__EXERCISE__
From the listing below, extract each entry exactly as written, minus the images.

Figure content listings
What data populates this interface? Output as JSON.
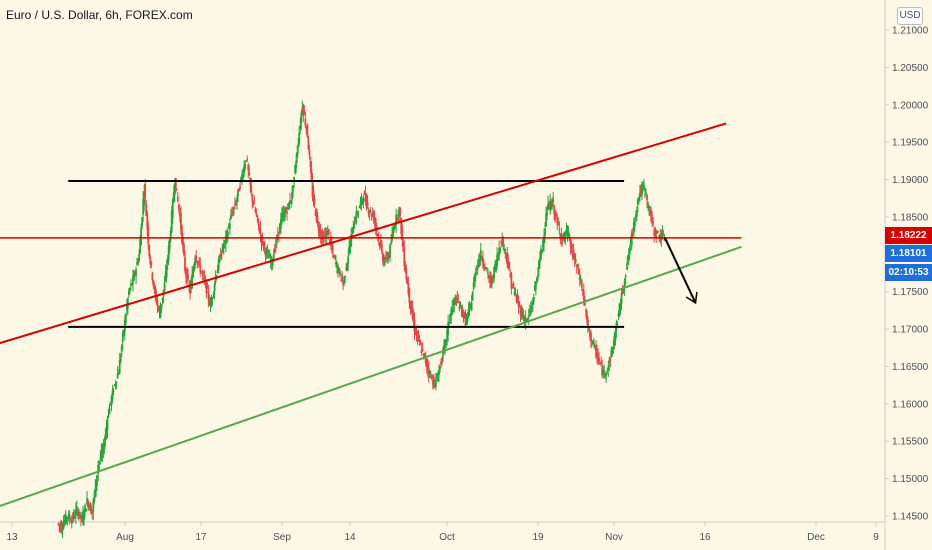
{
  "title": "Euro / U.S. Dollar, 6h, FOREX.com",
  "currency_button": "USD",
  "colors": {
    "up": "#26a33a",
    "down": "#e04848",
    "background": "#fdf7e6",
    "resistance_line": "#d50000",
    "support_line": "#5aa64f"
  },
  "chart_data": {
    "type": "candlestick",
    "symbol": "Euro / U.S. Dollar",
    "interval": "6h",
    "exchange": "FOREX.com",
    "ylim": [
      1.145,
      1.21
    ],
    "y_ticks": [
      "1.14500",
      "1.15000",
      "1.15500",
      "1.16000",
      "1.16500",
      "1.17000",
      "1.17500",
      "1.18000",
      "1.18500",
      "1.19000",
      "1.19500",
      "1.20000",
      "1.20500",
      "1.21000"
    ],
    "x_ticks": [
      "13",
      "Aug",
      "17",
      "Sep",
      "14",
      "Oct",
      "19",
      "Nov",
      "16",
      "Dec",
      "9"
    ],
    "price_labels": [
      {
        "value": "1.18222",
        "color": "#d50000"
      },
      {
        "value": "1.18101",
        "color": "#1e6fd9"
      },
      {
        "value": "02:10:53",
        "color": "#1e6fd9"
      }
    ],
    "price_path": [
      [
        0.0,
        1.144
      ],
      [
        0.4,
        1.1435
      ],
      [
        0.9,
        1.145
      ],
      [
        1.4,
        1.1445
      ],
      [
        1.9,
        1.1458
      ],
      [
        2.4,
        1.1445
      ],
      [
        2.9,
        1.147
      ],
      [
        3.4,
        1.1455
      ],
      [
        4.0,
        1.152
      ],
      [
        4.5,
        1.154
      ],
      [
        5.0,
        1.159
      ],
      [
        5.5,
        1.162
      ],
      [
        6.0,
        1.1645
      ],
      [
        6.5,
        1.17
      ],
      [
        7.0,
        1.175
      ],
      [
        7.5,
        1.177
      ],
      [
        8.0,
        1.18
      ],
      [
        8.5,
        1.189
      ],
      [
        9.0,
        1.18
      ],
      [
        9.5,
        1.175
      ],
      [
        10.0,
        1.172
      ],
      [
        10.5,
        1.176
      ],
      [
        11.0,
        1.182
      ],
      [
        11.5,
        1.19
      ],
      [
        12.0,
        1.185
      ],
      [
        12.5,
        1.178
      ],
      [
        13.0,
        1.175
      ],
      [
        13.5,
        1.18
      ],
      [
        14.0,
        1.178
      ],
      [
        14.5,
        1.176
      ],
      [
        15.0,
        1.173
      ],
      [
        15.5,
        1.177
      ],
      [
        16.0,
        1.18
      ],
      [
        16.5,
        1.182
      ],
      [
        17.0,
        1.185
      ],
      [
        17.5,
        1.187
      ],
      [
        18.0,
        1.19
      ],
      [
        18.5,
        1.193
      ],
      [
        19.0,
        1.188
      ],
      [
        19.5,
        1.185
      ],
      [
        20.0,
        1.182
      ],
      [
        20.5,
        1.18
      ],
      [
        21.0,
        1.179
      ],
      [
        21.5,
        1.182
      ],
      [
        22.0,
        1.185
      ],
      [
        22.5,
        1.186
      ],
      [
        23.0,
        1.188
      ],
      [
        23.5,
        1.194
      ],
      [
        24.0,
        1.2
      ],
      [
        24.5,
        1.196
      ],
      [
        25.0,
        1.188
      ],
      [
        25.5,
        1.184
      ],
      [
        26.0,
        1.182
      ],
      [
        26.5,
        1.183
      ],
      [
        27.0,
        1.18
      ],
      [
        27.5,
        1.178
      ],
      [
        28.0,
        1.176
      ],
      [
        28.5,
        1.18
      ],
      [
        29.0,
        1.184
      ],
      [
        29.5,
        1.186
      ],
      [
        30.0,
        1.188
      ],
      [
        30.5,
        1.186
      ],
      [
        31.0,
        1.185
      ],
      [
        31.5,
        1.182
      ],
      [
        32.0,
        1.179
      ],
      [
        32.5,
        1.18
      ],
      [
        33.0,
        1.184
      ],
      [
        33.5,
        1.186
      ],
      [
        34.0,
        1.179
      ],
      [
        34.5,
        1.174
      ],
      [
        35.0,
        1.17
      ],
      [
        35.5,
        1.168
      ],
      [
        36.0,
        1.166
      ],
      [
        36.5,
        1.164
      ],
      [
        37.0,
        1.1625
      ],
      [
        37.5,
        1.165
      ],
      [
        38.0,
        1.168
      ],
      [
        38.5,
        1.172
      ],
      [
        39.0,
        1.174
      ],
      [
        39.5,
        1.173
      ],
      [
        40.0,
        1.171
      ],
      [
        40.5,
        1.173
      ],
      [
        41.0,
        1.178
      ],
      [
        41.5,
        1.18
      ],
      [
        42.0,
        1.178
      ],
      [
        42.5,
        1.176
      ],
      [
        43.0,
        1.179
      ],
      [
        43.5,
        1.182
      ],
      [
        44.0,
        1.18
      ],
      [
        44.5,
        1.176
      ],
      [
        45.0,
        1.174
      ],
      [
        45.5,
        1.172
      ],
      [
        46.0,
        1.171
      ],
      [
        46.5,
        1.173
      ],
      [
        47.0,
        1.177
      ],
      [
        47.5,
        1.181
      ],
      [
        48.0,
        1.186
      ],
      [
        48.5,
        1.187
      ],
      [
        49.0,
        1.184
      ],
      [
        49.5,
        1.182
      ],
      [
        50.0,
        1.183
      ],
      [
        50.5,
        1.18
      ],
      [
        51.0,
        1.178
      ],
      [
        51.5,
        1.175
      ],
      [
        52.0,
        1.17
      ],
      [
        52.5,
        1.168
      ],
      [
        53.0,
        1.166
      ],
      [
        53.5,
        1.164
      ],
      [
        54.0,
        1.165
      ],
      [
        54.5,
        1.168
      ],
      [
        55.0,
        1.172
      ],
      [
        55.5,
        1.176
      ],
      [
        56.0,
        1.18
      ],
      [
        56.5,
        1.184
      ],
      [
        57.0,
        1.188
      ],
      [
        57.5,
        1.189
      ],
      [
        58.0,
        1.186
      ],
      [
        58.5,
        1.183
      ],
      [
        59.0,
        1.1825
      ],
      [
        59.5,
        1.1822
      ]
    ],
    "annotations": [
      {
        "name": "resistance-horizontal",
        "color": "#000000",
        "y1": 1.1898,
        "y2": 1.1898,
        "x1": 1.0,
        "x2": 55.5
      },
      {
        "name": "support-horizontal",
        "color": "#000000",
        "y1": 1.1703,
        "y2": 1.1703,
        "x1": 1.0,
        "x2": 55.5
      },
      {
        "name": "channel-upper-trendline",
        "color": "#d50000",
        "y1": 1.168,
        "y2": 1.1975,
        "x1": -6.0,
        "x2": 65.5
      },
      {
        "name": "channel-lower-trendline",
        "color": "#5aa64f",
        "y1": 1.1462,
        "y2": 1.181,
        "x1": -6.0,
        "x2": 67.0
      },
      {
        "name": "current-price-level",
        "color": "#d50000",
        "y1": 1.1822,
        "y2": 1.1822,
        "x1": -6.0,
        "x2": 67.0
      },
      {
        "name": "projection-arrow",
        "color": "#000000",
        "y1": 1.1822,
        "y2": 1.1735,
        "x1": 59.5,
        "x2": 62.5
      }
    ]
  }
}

__WRITTEN ANSWER__
What data populates this interface? Output as JSON.
{
  "title": "Euro / U.S. Dollar, 6h, FOREX.com",
  "currency_button": "USD",
  "colors": {
    "up": "#26a33a",
    "down": "#e04848",
    "background": "#fdf7e6",
    "resistance_line": "#d50000",
    "support_line": "#5aa64f"
  },
  "chart_data": {
    "type": "candlestick",
    "symbol": "Euro / U.S. Dollar",
    "interval": "6h",
    "exchange": "FOREX.com",
    "ylim": [
      1.145,
      1.21
    ],
    "y_ticks": [
      "1.14500",
      "1.15000",
      "1.15500",
      "1.16000",
      "1.16500",
      "1.17000",
      "1.17500",
      "1.18000",
      "1.18500",
      "1.19000",
      "1.19500",
      "1.20000",
      "1.20500",
      "1.21000"
    ],
    "x_ticks": [
      "13",
      "Aug",
      "17",
      "Sep",
      "14",
      "Oct",
      "19",
      "Nov",
      "16",
      "Dec",
      "9"
    ],
    "price_labels": [
      {
        "value": "1.18222",
        "color": "#d50000"
      },
      {
        "value": "1.18101",
        "color": "#1e6fd9"
      },
      {
        "value": "02:10:53",
        "color": "#1e6fd9"
      }
    ],
    "price_path": [
      [
        0.0,
        1.144
      ],
      [
        0.4,
        1.1435
      ],
      [
        0.9,
        1.145
      ],
      [
        1.4,
        1.1445
      ],
      [
        1.9,
        1.1458
      ],
      [
        2.4,
        1.1445
      ],
      [
        2.9,
        1.147
      ],
      [
        3.4,
        1.1455
      ],
      [
        4.0,
        1.152
      ],
      [
        4.5,
        1.154
      ],
      [
        5.0,
        1.159
      ],
      [
        5.5,
        1.162
      ],
      [
        6.0,
        1.1645
      ],
      [
        6.5,
        1.17
      ],
      [
        7.0,
        1.175
      ],
      [
        7.5,
        1.177
      ],
      [
        8.0,
        1.18
      ],
      [
        8.5,
        1.189
      ],
      [
        9.0,
        1.18
      ],
      [
        9.5,
        1.175
      ],
      [
        10.0,
        1.172
      ],
      [
        10.5,
        1.176
      ],
      [
        11.0,
        1.182
      ],
      [
        11.5,
        1.19
      ],
      [
        12.0,
        1.185
      ],
      [
        12.5,
        1.178
      ],
      [
        13.0,
        1.175
      ],
      [
        13.5,
        1.18
      ],
      [
        14.0,
        1.178
      ],
      [
        14.5,
        1.176
      ],
      [
        15.0,
        1.173
      ],
      [
        15.5,
        1.177
      ],
      [
        16.0,
        1.18
      ],
      [
        16.5,
        1.182
      ],
      [
        17.0,
        1.185
      ],
      [
        17.5,
        1.187
      ],
      [
        18.0,
        1.19
      ],
      [
        18.5,
        1.193
      ],
      [
        19.0,
        1.188
      ],
      [
        19.5,
        1.185
      ],
      [
        20.0,
        1.182
      ],
      [
        20.5,
        1.18
      ],
      [
        21.0,
        1.179
      ],
      [
        21.5,
        1.182
      ],
      [
        22.0,
        1.185
      ],
      [
        22.5,
        1.186
      ],
      [
        23.0,
        1.188
      ],
      [
        23.5,
        1.194
      ],
      [
        24.0,
        1.2
      ],
      [
        24.5,
        1.196
      ],
      [
        25.0,
        1.188
      ],
      [
        25.5,
        1.184
      ],
      [
        26.0,
        1.182
      ],
      [
        26.5,
        1.183
      ],
      [
        27.0,
        1.18
      ],
      [
        27.5,
        1.178
      ],
      [
        28.0,
        1.176
      ],
      [
        28.5,
        1.18
      ],
      [
        29.0,
        1.184
      ],
      [
        29.5,
        1.186
      ],
      [
        30.0,
        1.188
      ],
      [
        30.5,
        1.186
      ],
      [
        31.0,
        1.185
      ],
      [
        31.5,
        1.182
      ],
      [
        32.0,
        1.179
      ],
      [
        32.5,
        1.18
      ],
      [
        33.0,
        1.184
      ],
      [
        33.5,
        1.186
      ],
      [
        34.0,
        1.179
      ],
      [
        34.5,
        1.174
      ],
      [
        35.0,
        1.17
      ],
      [
        35.5,
        1.168
      ],
      [
        36.0,
        1.166
      ],
      [
        36.5,
        1.164
      ],
      [
        37.0,
        1.1625
      ],
      [
        37.5,
        1.165
      ],
      [
        38.0,
        1.168
      ],
      [
        38.5,
        1.172
      ],
      [
        39.0,
        1.174
      ],
      [
        39.5,
        1.173
      ],
      [
        40.0,
        1.171
      ],
      [
        40.5,
        1.173
      ],
      [
        41.0,
        1.178
      ],
      [
        41.5,
        1.18
      ],
      [
        42.0,
        1.178
      ],
      [
        42.5,
        1.176
      ],
      [
        43.0,
        1.179
      ],
      [
        43.5,
        1.182
      ],
      [
        44.0,
        1.18
      ],
      [
        44.5,
        1.176
      ],
      [
        45.0,
        1.174
      ],
      [
        45.5,
        1.172
      ],
      [
        46.0,
        1.171
      ],
      [
        46.5,
        1.173
      ],
      [
        47.0,
        1.177
      ],
      [
        47.5,
        1.181
      ],
      [
        48.0,
        1.186
      ],
      [
        48.5,
        1.187
      ],
      [
        49.0,
        1.184
      ],
      [
        49.5,
        1.182
      ],
      [
        50.0,
        1.183
      ],
      [
        50.5,
        1.18
      ],
      [
        51.0,
        1.178
      ],
      [
        51.5,
        1.175
      ],
      [
        52.0,
        1.17
      ],
      [
        52.5,
        1.168
      ],
      [
        53.0,
        1.166
      ],
      [
        53.5,
        1.164
      ],
      [
        54.0,
        1.165
      ],
      [
        54.5,
        1.168
      ],
      [
        55.0,
        1.172
      ],
      [
        55.5,
        1.176
      ],
      [
        56.0,
        1.18
      ],
      [
        56.5,
        1.184
      ],
      [
        57.0,
        1.188
      ],
      [
        57.5,
        1.189
      ],
      [
        58.0,
        1.186
      ],
      [
        58.5,
        1.183
      ],
      [
        59.0,
        1.1825
      ],
      [
        59.5,
        1.1822
      ]
    ],
    "annotations": [
      {
        "name": "resistance-horizontal",
        "color": "#000000",
        "y1": 1.1898,
        "y2": 1.1898,
        "x1": 1.0,
        "x2": 55.5
      },
      {
        "name": "support-horizontal",
        "color": "#000000",
        "y1": 1.1703,
        "y2": 1.1703,
        "x1": 1.0,
        "x2": 55.5
      },
      {
        "name": "channel-upper-trendline",
        "color": "#d50000",
        "y1": 1.168,
        "y2": 1.1975,
        "x1": -6.0,
        "x2": 65.5
      },
      {
        "name": "channel-lower-trendline",
        "color": "#5aa64f",
        "y1": 1.1462,
        "y2": 1.181,
        "x1": -6.0,
        "x2": 67.0
      },
      {
        "name": "current-price-level",
        "color": "#d50000",
        "y1": 1.1822,
        "y2": 1.1822,
        "x1": -6.0,
        "x2": 67.0
      },
      {
        "name": "projection-arrow",
        "color": "#000000",
        "y1": 1.1822,
        "y2": 1.1735,
        "x1": 59.5,
        "x2": 62.5
      }
    ]
  }
}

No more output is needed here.